▼▼▼

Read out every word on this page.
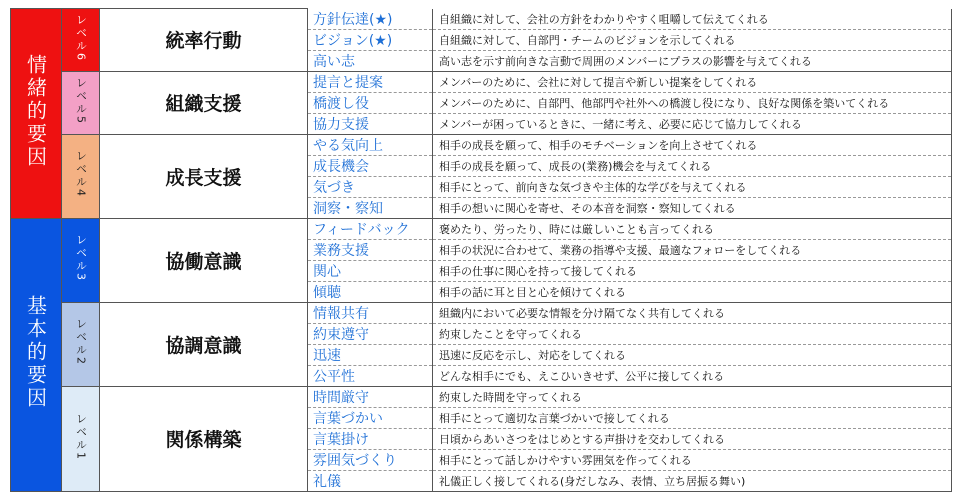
情緒的要因	レベル6	統率行動	方針伝達(★)	自組織に対して、会社の方針をわかりやすく咀嚼して伝えてくれる
			ビジョン(★)	自組織に対して、自部門・チームのビジョンを示してくれる
			高い志	高い志を示す前向きな言動で周囲のメンバーにプラスの影響を与えてくれる
	レベル5	組織支援	提言と提案	メンバーのために、会社に対して提言や新しい提案をしてくれる
			橋渡し役	メンバーのために、自部門、他部門や社外への橋渡し役になり、良好な関係を築いてくれる
			協力支援	メンバーが困っているときに、一緒に考え、必要に応じて協力してくれる
	レベル4	成長支援	やる気向上	相手の成長を願って、相手のモチベーションを向上させてくれる
			成長機会	相手の成長を願って、成長の(業務)機会を与えてくれる
			気づき	相手にとって、前向きな気づきや主体的な学びを与えてくれる
			洞察・察知	相手の想いに関心を寄せ、その本音を洞察・察知してくれる
基本的要因	レベル3	協働意識	フィードバック	褒めたり、労ったり、時には厳しいことも言ってくれる
			業務支援	相手の状況に合わせて、業務の指導や支援、最適なフォローをしてくれる
			関心	相手の仕事に関心を持って接してくれる
			傾聴	相手の話に耳と目と心を傾けてくれる
	レベル2	協調意識	情報共有	組織内において必要な情報を分け隔てなく共有してくれる
			約束遵守	約束したことを守ってくれる
			迅速	迅速に反応を示し、対応をしてくれる
			公平性	どんな相手にでも、えこひいきせず、公平に接してくれる
	レベル1	関係構築	時間厳守	約束した時間を守ってくれる
			言葉づかい	相手にとって適切な言葉づかいで接してくれる
			言葉掛け	日頃からあいさつをはじめとする声掛けを交わしてくれる
			雰囲気づくり	相手にとって話しかけやすい雰囲気を作ってくれる
			礼儀	礼儀正しく接してくれる(身だしなみ、表情、立ち居振る舞い)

▲▲▲

(What you have to do):
Output every entry exactly as given; pictures are not part of the copy.

(Output for this task):
Read out every word on this page.
情緒的要因	レベル6	統率行動	方針伝達(★)	自組織に対して、会社の方針をわかりやすく咀嚼して伝えてくれる
			ビジョン(★)	自組織に対して、自部門・チームのビジョンを示してくれる
			高い志	高い志を示す前向きな言動で周囲のメンバーにプラスの影響を与えてくれる
	レベル5	組織支援	提言と提案	メンバーのために、会社に対して提言や新しい提案をしてくれる
			橋渡し役	メンバーのために、自部門、他部門や社外への橋渡し役になり、良好な関係を築いてくれる
			協力支援	メンバーが困っているときに、一緒に考え、必要に応じて協力してくれる
	レベル4	成長支援	やる気向上	相手の成長を願って、相手のモチベーションを向上させてくれる
			成長機会	相手の成長を願って、成長の(業務)機会を与えてくれる
			気づき	相手にとって、前向きな気づきや主体的な学びを与えてくれる
			洞察・察知	相手の想いに関心を寄せ、その本音を洞察・察知してくれる
基本的要因	レベル3	協働意識	フィードバック	褒めたり、労ったり、時には厳しいことも言ってくれる
			業務支援	相手の状況に合わせて、業務の指導や支援、最適なフォローをしてくれる
			関心	相手の仕事に関心を持って接してくれる
			傾聴	相手の話に耳と目と心を傾けてくれる
	レベル2	協調意識	情報共有	組織内において必要な情報を分け隔てなく共有してくれる
			約束遵守	約束したことを守ってくれる
			迅速	迅速に反応を示し、対応をしてくれる
			公平性	どんな相手にでも、えこひいきせず、公平に接してくれる
	レベル1	関係構築	時間厳守	約束した時間を守ってくれる
			言葉づかい	相手にとって適切な言葉づかいで接してくれる
			言葉掛け	日頃からあいさつをはじめとする声掛けを交わしてくれる
			雰囲気づくり	相手にとって話しかけやすい雰囲気を作ってくれる
			礼儀	礼儀正しく接してくれる(身だしなみ、表情、立ち居振る舞い)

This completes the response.